What to work on —
Each line containing the word "Change" needs to be copied.

Extracted information —
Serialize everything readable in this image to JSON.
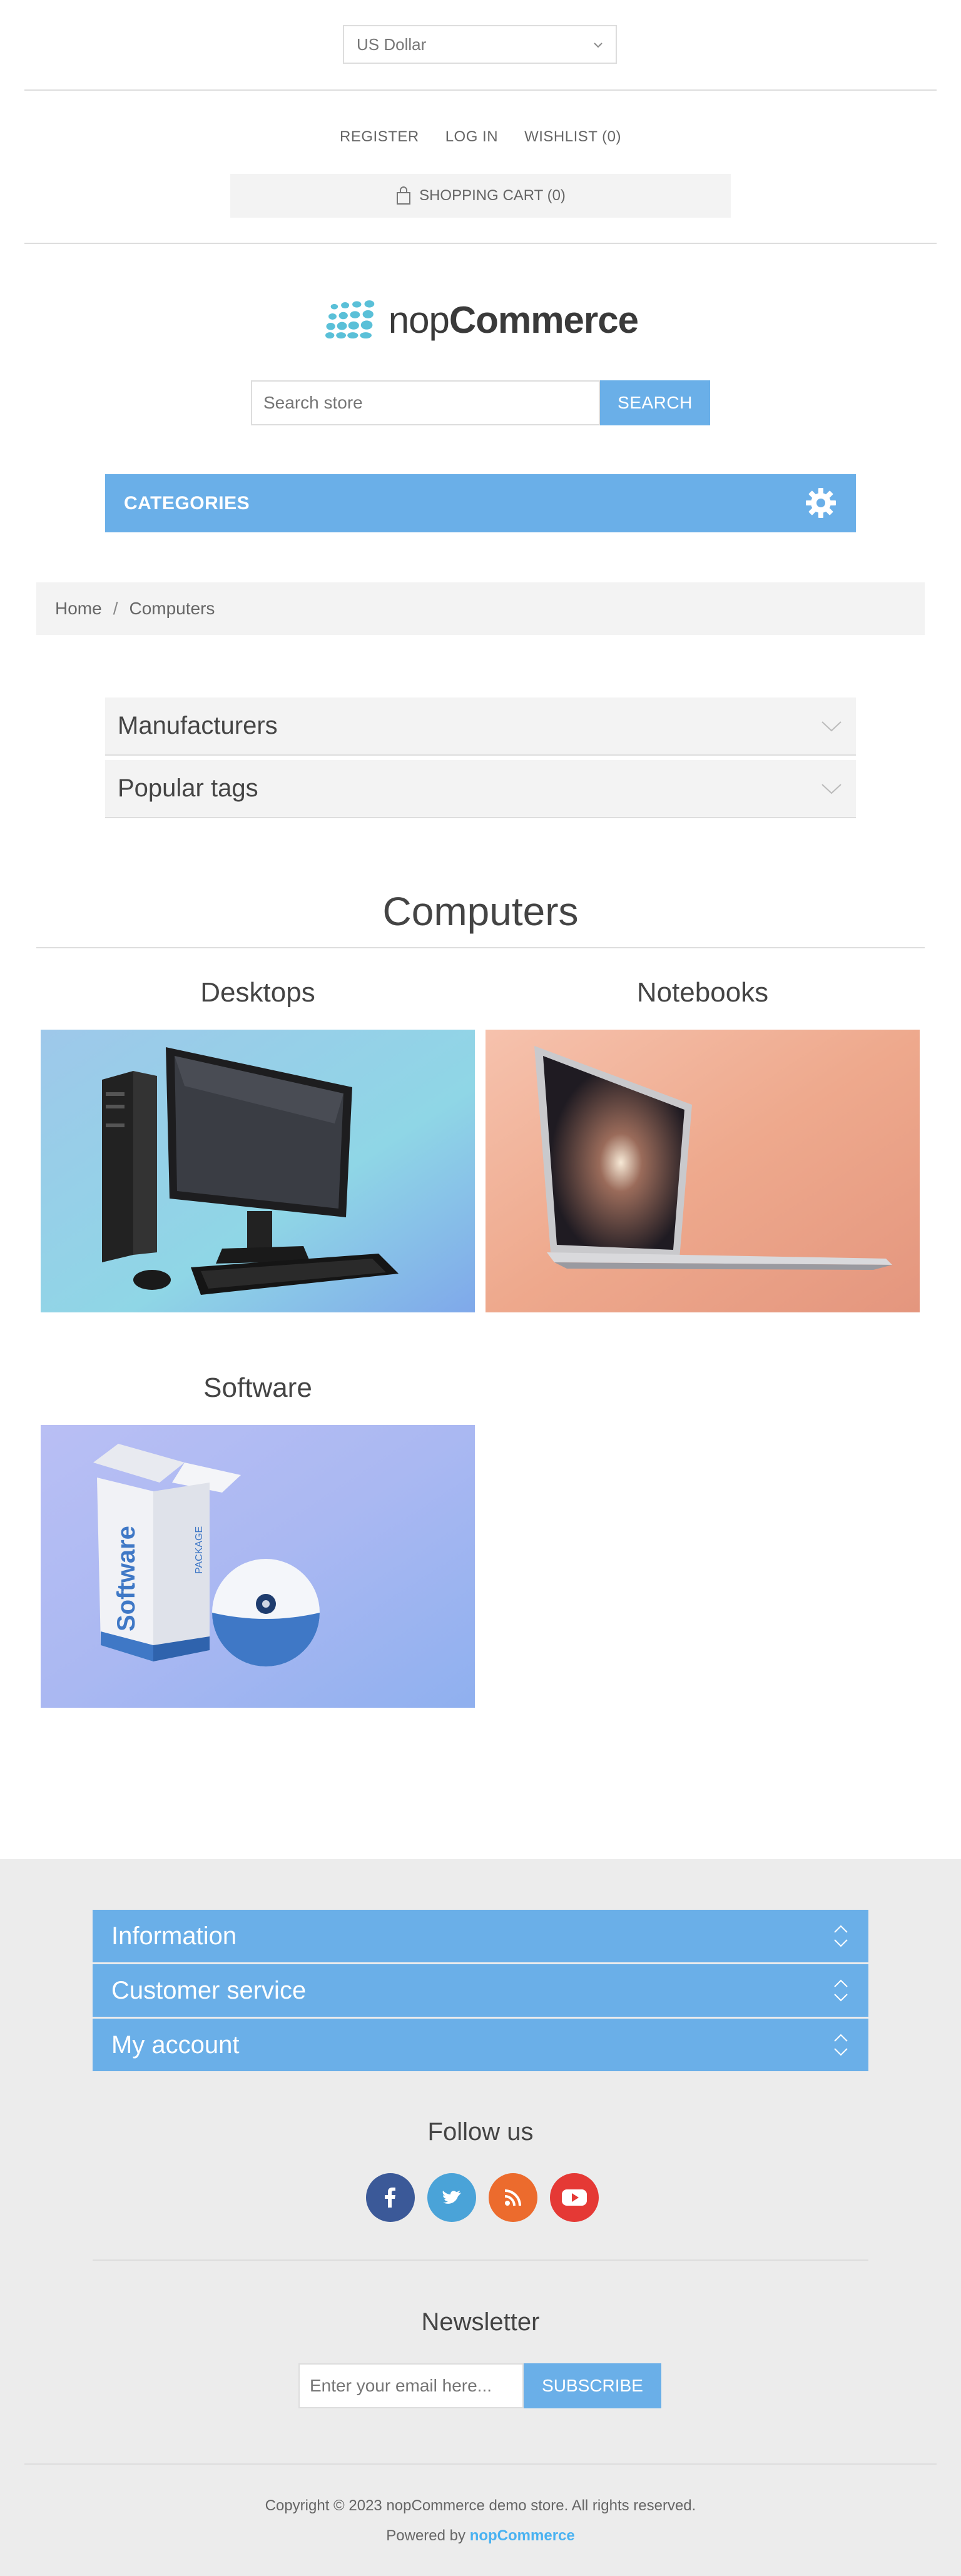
{
  "header": {
    "currency": "US Dollar",
    "links": [
      "REGISTER",
      "LOG IN",
      "WISHLIST (0)"
    ],
    "cart": "SHOPPING CART (0)",
    "logo_light": "nop",
    "logo_bold": "Commerce",
    "search_placeholder": "Search store",
    "search_button": "SEARCH",
    "categories": "CATEGORIES"
  },
  "breadcrumb": {
    "home": "Home",
    "separator": "/",
    "current": "Computers"
  },
  "filters": [
    "Manufacturers",
    "Popular tags"
  ],
  "page": {
    "title": "Computers",
    "subcategories": [
      "Desktops",
      "Notebooks",
      "Software"
    ]
  },
  "footer": {
    "sections": [
      "Information",
      "Customer service",
      "My account"
    ],
    "follow_us": "Follow us",
    "newsletter": "Newsletter",
    "newsletter_placeholder": "Enter your email here...",
    "subscribe": "SUBSCRIBE",
    "copyright": "Copyright © 2023 nopCommerce demo store. All rights reserved.",
    "powered_by": "Powered by",
    "powered_link": "nopCommerce"
  },
  "colors": {
    "accent": "#6aafe8",
    "footer_bg": "#ececec",
    "panel_bg": "#f3f3f3"
  },
  "icons": [
    "chevron-down-icon",
    "shopping-bag-icon",
    "gear-icon",
    "facebook-icon",
    "twitter-icon",
    "rss-icon",
    "youtube-icon"
  ]
}
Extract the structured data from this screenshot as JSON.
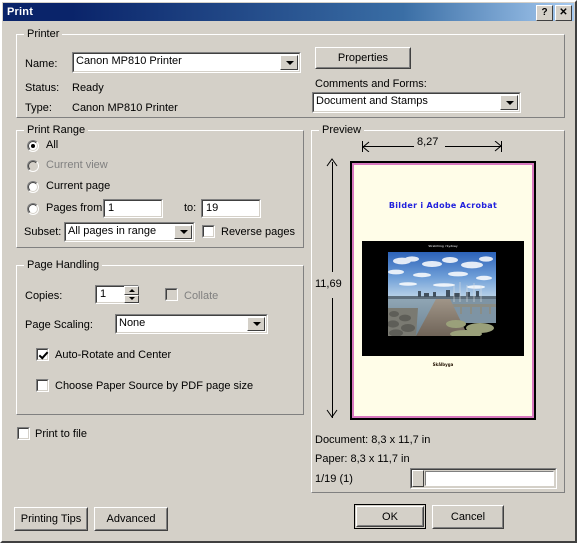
{
  "window": {
    "title": "Print",
    "help_button": "?",
    "close_button": "✕"
  },
  "printer": {
    "group_title": "Printer",
    "name_label": "Name:",
    "name_value": "Canon MP810 Printer",
    "status_label": "Status:",
    "status_value": "Ready",
    "type_label": "Type:",
    "type_value": "Canon MP810 Printer",
    "properties_button": "Properties",
    "comments_label": "Comments and Forms:",
    "comments_value": "Document and Stamps"
  },
  "print_range": {
    "group_title": "Print Range",
    "all_label": "All",
    "current_view_label": "Current view",
    "current_page_label": "Current page",
    "pages_from_label": "Pages from:",
    "pages_from_value": "1",
    "to_label": "to:",
    "to_value": "19",
    "subset_label": "Subset:",
    "subset_value": "All pages in range",
    "reverse_label": "Reverse pages"
  },
  "page_handling": {
    "group_title": "Page Handling",
    "copies_label": "Copies:",
    "copies_value": "1",
    "collate_label": "Collate",
    "scaling_label": "Page Scaling:",
    "scaling_value": "None",
    "auto_rotate_label": "Auto-Rotate and Center",
    "paper_source_label": "Choose Paper Source by PDF page size"
  },
  "print_to_file_label": "Print to file",
  "preview": {
    "group_title": "Preview",
    "width_dimension": "8,27",
    "height_dimension": "11,69",
    "document_info": "Document: 8,3 x 11,7 in",
    "paper_info": "Paper: 8,3 x 11,7 in",
    "page_indicator": "1/19 (1)",
    "page_title": "Bilder i Adobe Acrobat",
    "photo_caption_top": "Stretching i Sydney",
    "page_caption": "Skålbyga"
  },
  "buttons": {
    "printing_tips": "Printing Tips",
    "advanced": "Advanced",
    "ok": "OK",
    "cancel": "Cancel"
  },
  "colors": {
    "titlebar_start": "#0a246a",
    "titlebar_end": "#a6caf0",
    "face": "#d4d0c8",
    "page_paper": "#fffde8",
    "page_border": "#d878c0",
    "title_text_blue": "#2222dd"
  }
}
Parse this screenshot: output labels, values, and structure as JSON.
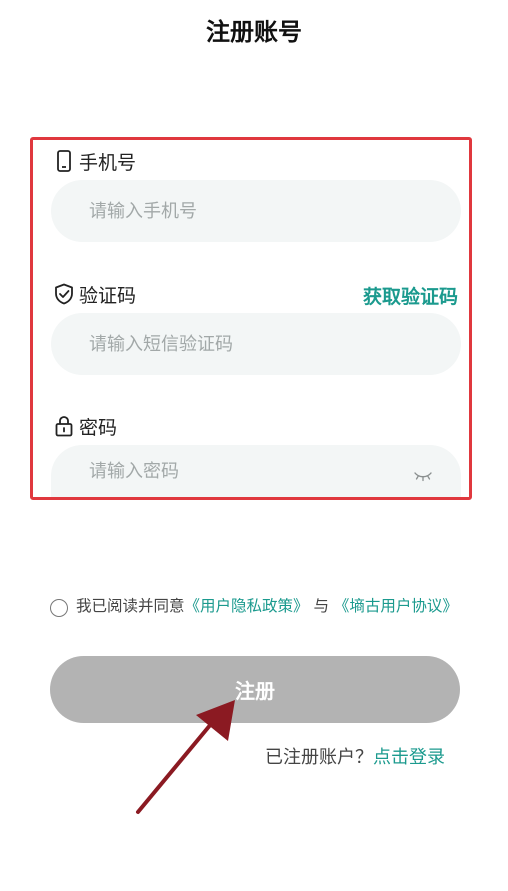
{
  "page": {
    "title": "注册账号"
  },
  "form": {
    "phone": {
      "label": "手机号",
      "placeholder": "请输入手机号",
      "icon": "phone-icon"
    },
    "code": {
      "label": "验证码",
      "placeholder": "请输入短信验证码",
      "get_code_label": "获取验证码",
      "icon": "shield-icon"
    },
    "password": {
      "label": "密码",
      "placeholder": "请输入密码",
      "icon": "lock-icon",
      "toggle_icon": "eye-closed-icon"
    }
  },
  "agreement": {
    "prefix": "我已阅读并同意",
    "privacy_link": "《用户隐私政策》",
    "middle": "与",
    "terms_link": "《墒古用户协议》",
    "checked": false
  },
  "register_button": {
    "label": "注册"
  },
  "login": {
    "prompt": "已注册账户？",
    "link": "点击登录"
  },
  "colors": {
    "accent": "#1b9a8e",
    "highlight_box": "#e0383e",
    "button_disabled": "#b3b3b3",
    "arrow": "#8b1a22"
  }
}
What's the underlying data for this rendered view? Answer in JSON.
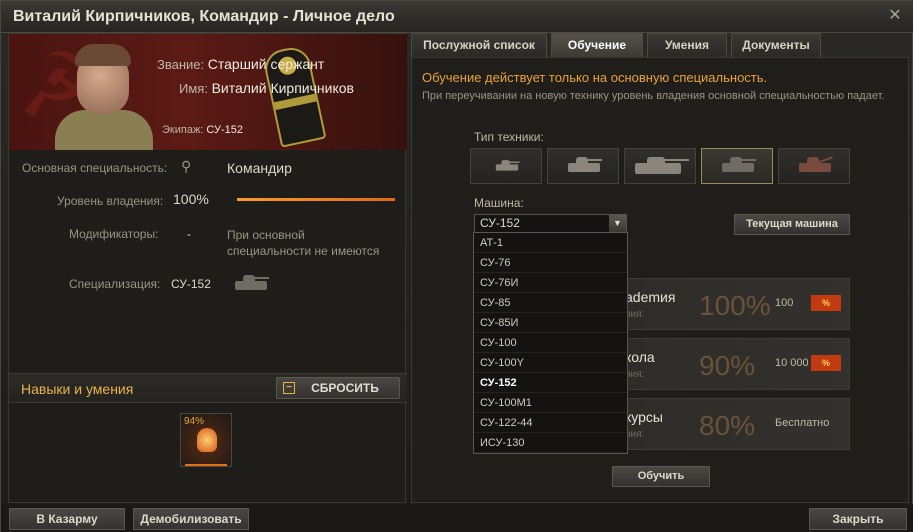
{
  "window": {
    "title": "Виталий Кирпичников, Командир - Личное дело",
    "close_icon": "close-icon"
  },
  "hero": {
    "rank_label": "Звание:",
    "rank_value": "Старший сержант",
    "name_label": "Имя:",
    "name_value": "Виталий Кирпичников",
    "crew_label": "Экипаж:",
    "crew_value": "СУ-152"
  },
  "details": {
    "spec_label": "Основная специальность:",
    "spec_value": "Командир",
    "mastery_label": "Уровень владения:",
    "mastery_value": "100%",
    "mastery_fraction": 1.0,
    "modifiers_label": "Модификаторы:",
    "modifiers_dash": "-",
    "modifiers_note": "При основной специальности не имеются",
    "specialization_label": "Специализация:",
    "specialization_value": "СУ-152"
  },
  "skills": {
    "title": "Навыки и умения",
    "reset_label": "СБРОСИТЬ",
    "slot_pct": "94%"
  },
  "tabs": [
    "Послужной список",
    "Обучение",
    "Умения",
    "Документы"
  ],
  "training": {
    "notice_main": "Обучение действует только на основную специальность.",
    "notice_sub": "При переучивании на новую технику уровень владения основной специальностью падает.",
    "vehicle_type_label": "Тип техники:",
    "vehicle_label": "Машина:",
    "selected_vehicle": "СУ-152",
    "current_vehicle_button": "Текущая машина",
    "train_button": "Обучить",
    "courses": [
      {
        "name": "ademия",
        "name_full": "академия",
        "sub": "ния:",
        "pct": "100%",
        "price": "100",
        "tag": "%"
      },
      {
        "name": "кола",
        "name_full": "школа",
        "sub": "ния:",
        "pct": "90%",
        "price": "10 000",
        "tag": "%"
      },
      {
        "name": "курсы",
        "name_full": "курсы",
        "sub": "ния:",
        "pct": "80%",
        "price": "Бесплатно",
        "tag": ""
      }
    ],
    "dropdown": [
      "АТ-1",
      "СУ-76",
      "СУ-76И",
      "СУ-85",
      "СУ-85И",
      "СУ-100",
      "СУ-100Y",
      "СУ-152",
      "СУ-100М1",
      "СУ-122-44",
      "ИСУ-130"
    ]
  },
  "footer": {
    "barracks": "В Казарму",
    "demobilize": "Демобилизовать",
    "close": "Закрыть"
  }
}
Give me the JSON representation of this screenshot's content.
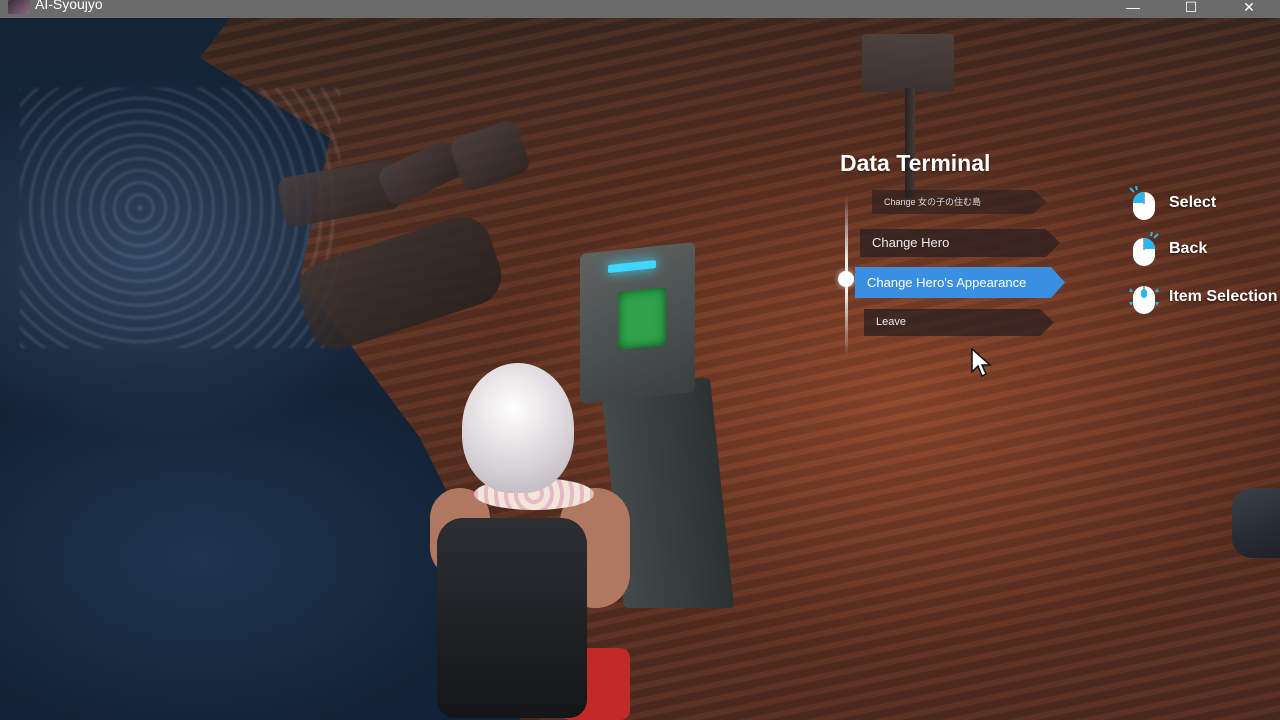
{
  "window": {
    "title": "AI-Syoujyo",
    "minimize": "—",
    "maximize": "☐",
    "close": "✕"
  },
  "menu": {
    "title": "Data Terminal",
    "items": [
      {
        "label": "Change 女の子の住む島",
        "selected": false
      },
      {
        "label": "Change Hero",
        "selected": false
      },
      {
        "label": "Change Hero's Appearance",
        "selected": true
      },
      {
        "label": "Leave",
        "selected": false
      }
    ]
  },
  "controls": [
    {
      "icon": "mouse-left-click-icon",
      "label": "Select"
    },
    {
      "icon": "mouse-right-click-icon",
      "label": "Back"
    },
    {
      "icon": "mouse-scroll-icon",
      "label": "Item Selection"
    }
  ],
  "colors": {
    "selected_item": "#3a8fe2",
    "mouse_accent": "#2bb6f0"
  }
}
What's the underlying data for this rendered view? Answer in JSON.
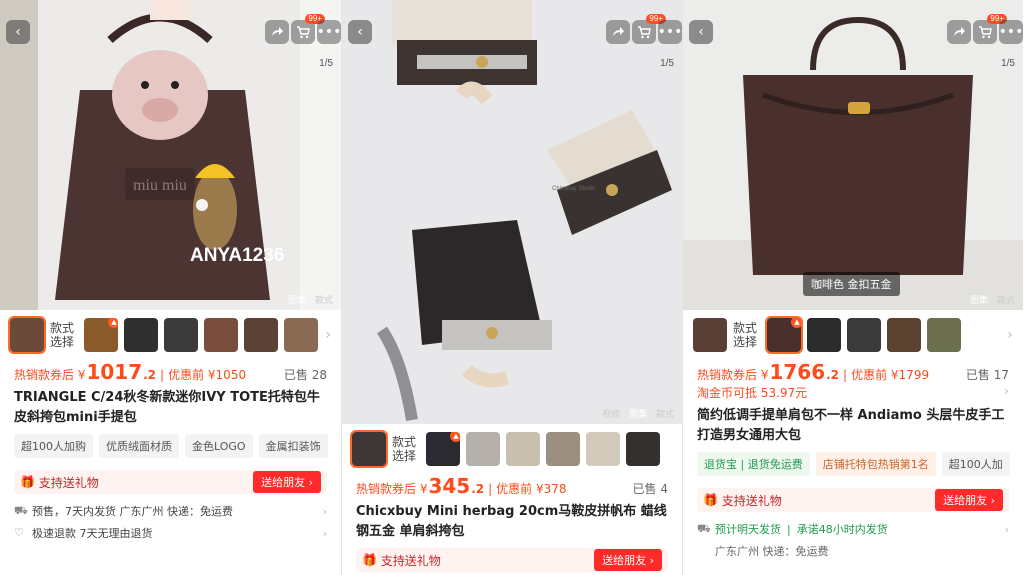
{
  "panels": [
    {
      "image": {
        "counter": "1/5",
        "caption": "ANYA1236",
        "tabs": [
          "图集",
          "款式"
        ],
        "cart_badge": "99+"
      },
      "style_label": "款式选择",
      "price": {
        "prefix": "热销款券后 ¥",
        "int": "1017",
        "dec": ".2",
        "before_label": "优惠前 ¥",
        "before": "1050",
        "sold": "已售 28"
      },
      "title": "TRIANGLE C/24秋冬新款迷你IVY TOTE托特包牛皮斜挎包mini手提包",
      "tags": [
        "超100人加购",
        "优质绒面材质",
        "金色LOGO",
        "金属扣装饰"
      ],
      "gift": {
        "label": "支持送礼物",
        "button": "送给朋友"
      },
      "rows": [
        {
          "icon": "truck-icon",
          "text": "预售，7天内发货  广东广州  快递：免运费"
        },
        {
          "icon": "heart-icon",
          "text": "极速退款    7天无理由退货"
        }
      ]
    },
    {
      "image": {
        "counter": "1/5",
        "watermark": "Chicxbuy Studio",
        "tabs": [
          "视频",
          "图集",
          "款式"
        ],
        "cart_badge": "99+"
      },
      "style_label": "款式选择",
      "price": {
        "prefix": "热销款券后 ¥",
        "int": "345",
        "dec": ".2",
        "before_label": "优惠前 ¥",
        "before": "378",
        "sold": "已售 4"
      },
      "title": "Chicxbuy Mini herbag 20cm马鞍皮拼帆布 蜡线钢五金 单肩斜挎包",
      "gift": {
        "label": "支持送礼物",
        "button": "送给朋友"
      }
    },
    {
      "image": {
        "counter": "1/5",
        "chip": "咖啡色 金扣五金",
        "tabs": [
          "图集",
          "款式"
        ],
        "cart_badge": "99+"
      },
      "style_label": "款式选择",
      "price": {
        "prefix": "热销款券后 ¥",
        "int": "1766",
        "dec": ".2",
        "before_label": "优惠前 ¥",
        "before": "1799",
        "sold": "已售 17"
      },
      "coin": "淘金币可抵 53.97元",
      "title": "简约低调手提单肩包不一样 Andiamo 头层牛皮手工打造男女通用大包",
      "tags": [
        "退货宝 | 退货免运费",
        "店铺托特包热销第1名",
        "超100人加"
      ],
      "gift": {
        "label": "支持送礼物",
        "button": "送给朋友"
      },
      "rows": [
        {
          "icon": "truck-icon",
          "text": "预计明天发货",
          "extra": "承诺48小时内发货"
        },
        {
          "icon": "",
          "text": "广东广州  快递：免运费"
        }
      ]
    }
  ],
  "colors": {
    "accent": "#ff4a1a",
    "gift": "#ff2a2a",
    "green": "#1f9a4c"
  }
}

Answer to the task —
        "label": "Change 女の子の住む島",
        "label": "Change Hero",
        "label": "Change Hero's Appearance",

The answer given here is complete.